Source data

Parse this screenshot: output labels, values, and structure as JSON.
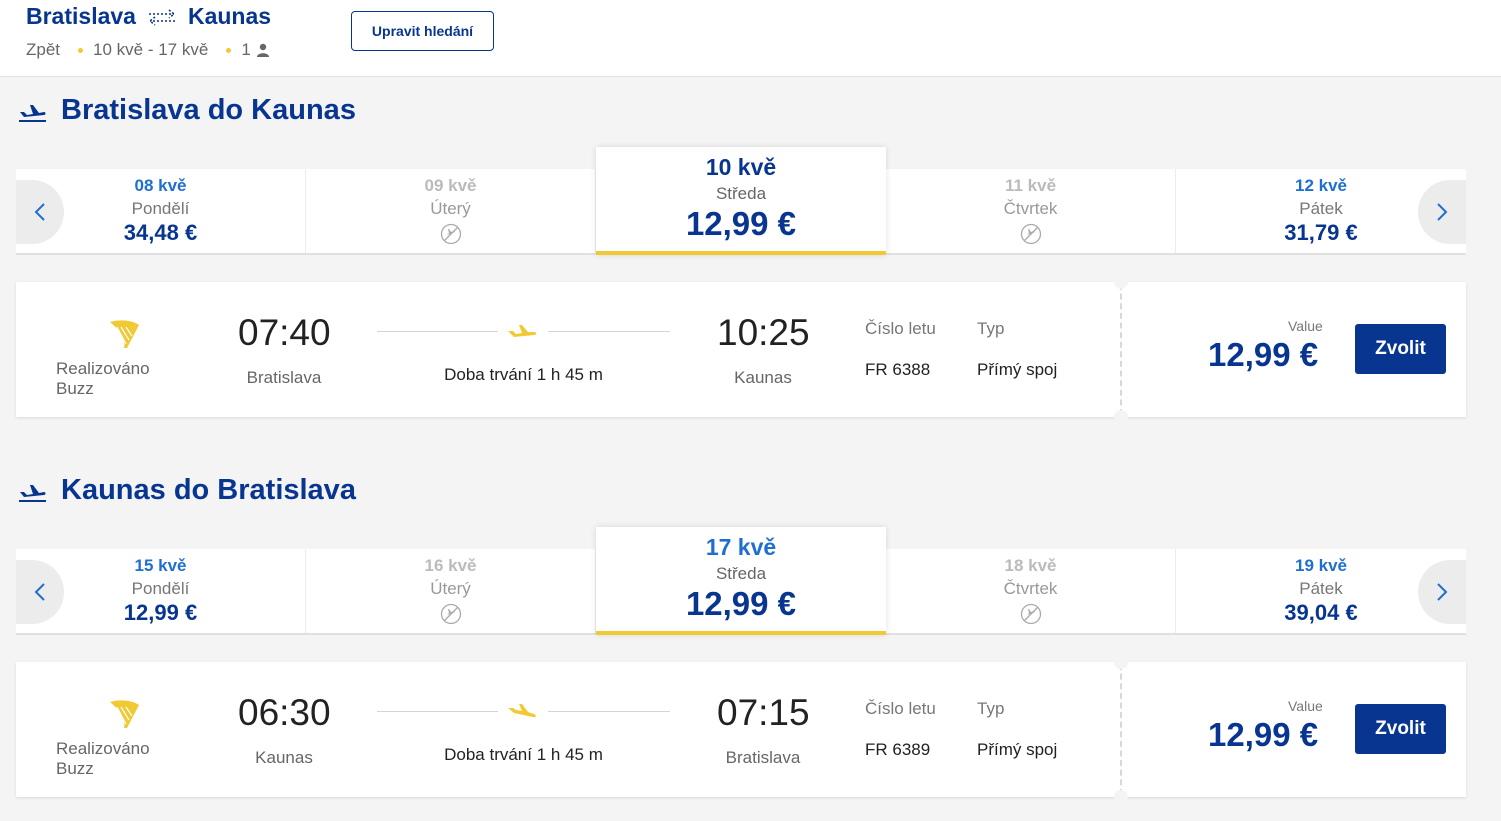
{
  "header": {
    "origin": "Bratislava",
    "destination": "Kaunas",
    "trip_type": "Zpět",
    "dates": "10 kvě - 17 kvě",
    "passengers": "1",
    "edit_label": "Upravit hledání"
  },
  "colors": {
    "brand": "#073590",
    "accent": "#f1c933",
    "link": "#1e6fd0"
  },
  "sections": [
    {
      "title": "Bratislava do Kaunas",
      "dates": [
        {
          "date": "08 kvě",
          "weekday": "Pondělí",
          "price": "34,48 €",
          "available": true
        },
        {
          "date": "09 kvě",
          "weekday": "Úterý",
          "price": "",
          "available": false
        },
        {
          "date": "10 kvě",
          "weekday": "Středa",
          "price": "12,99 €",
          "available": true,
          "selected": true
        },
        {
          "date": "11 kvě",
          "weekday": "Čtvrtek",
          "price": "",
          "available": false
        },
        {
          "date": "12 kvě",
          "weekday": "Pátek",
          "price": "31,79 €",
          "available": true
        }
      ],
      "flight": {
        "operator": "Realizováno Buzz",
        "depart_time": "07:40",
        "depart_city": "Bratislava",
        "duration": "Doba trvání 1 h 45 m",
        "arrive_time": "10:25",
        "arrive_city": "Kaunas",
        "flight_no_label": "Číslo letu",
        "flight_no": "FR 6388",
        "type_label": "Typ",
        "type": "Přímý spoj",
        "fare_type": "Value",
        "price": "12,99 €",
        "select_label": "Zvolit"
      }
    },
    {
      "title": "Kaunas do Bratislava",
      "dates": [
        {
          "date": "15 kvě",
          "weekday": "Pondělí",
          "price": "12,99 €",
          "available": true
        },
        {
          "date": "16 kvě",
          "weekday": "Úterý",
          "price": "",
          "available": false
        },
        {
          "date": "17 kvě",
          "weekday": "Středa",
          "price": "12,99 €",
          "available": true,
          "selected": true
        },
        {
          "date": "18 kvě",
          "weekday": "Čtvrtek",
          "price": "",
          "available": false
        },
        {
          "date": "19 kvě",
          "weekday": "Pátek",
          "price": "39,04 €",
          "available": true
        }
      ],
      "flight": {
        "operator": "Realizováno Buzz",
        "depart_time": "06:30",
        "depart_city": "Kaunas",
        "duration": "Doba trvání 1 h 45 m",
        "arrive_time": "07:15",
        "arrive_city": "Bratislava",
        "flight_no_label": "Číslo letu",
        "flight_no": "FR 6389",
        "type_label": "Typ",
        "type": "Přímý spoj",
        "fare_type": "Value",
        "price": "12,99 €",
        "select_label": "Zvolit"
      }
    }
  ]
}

What is needed
Print each of the records above exactly as written, leaving no picture in the copy.

Response below
Parse this screenshot: output labels, values, and structure as JSON.
{
  "header": {
    "origin": "Bratislava",
    "destination": "Kaunas",
    "trip_type": "Zpět",
    "dates": "10 kvě - 17 kvě",
    "passengers": "1",
    "edit_label": "Upravit hledání"
  },
  "colors": {
    "brand": "#073590",
    "accent": "#f1c933",
    "link": "#1e6fd0"
  },
  "sections": [
    {
      "title": "Bratislava do Kaunas",
      "dates": [
        {
          "date": "08 kvě",
          "weekday": "Pondělí",
          "price": "34,48 €",
          "available": true
        },
        {
          "date": "09 kvě",
          "weekday": "Úterý",
          "price": "",
          "available": false
        },
        {
          "date": "10 kvě",
          "weekday": "Středa",
          "price": "12,99 €",
          "available": true,
          "selected": true
        },
        {
          "date": "11 kvě",
          "weekday": "Čtvrtek",
          "price": "",
          "available": false
        },
        {
          "date": "12 kvě",
          "weekday": "Pátek",
          "price": "31,79 €",
          "available": true
        }
      ],
      "flight": {
        "operator": "Realizováno Buzz",
        "depart_time": "07:40",
        "depart_city": "Bratislava",
        "duration": "Doba trvání 1 h 45 m",
        "arrive_time": "10:25",
        "arrive_city": "Kaunas",
        "flight_no_label": "Číslo letu",
        "flight_no": "FR 6388",
        "type_label": "Typ",
        "type": "Přímý spoj",
        "fare_type": "Value",
        "price": "12,99 €",
        "select_label": "Zvolit"
      }
    },
    {
      "title": "Kaunas do Bratislava",
      "dates": [
        {
          "date": "15 kvě",
          "weekday": "Pondělí",
          "price": "12,99 €",
          "available": true
        },
        {
          "date": "16 kvě",
          "weekday": "Úterý",
          "price": "",
          "available": false
        },
        {
          "date": "17 kvě",
          "weekday": "Středa",
          "price": "12,99 €",
          "available": true,
          "selected": true
        },
        {
          "date": "18 kvě",
          "weekday": "Čtvrtek",
          "price": "",
          "available": false
        },
        {
          "date": "19 kvě",
          "weekday": "Pátek",
          "price": "39,04 €",
          "available": true
        }
      ],
      "flight": {
        "operator": "Realizováno Buzz",
        "depart_time": "06:30",
        "depart_city": "Kaunas",
        "duration": "Doba trvání 1 h 45 m",
        "arrive_time": "07:15",
        "arrive_city": "Bratislava",
        "flight_no_label": "Číslo letu",
        "flight_no": "FR 6389",
        "type_label": "Typ",
        "type": "Přímý spoj",
        "fare_type": "Value",
        "price": "12,99 €",
        "select_label": "Zvolit"
      }
    }
  ]
}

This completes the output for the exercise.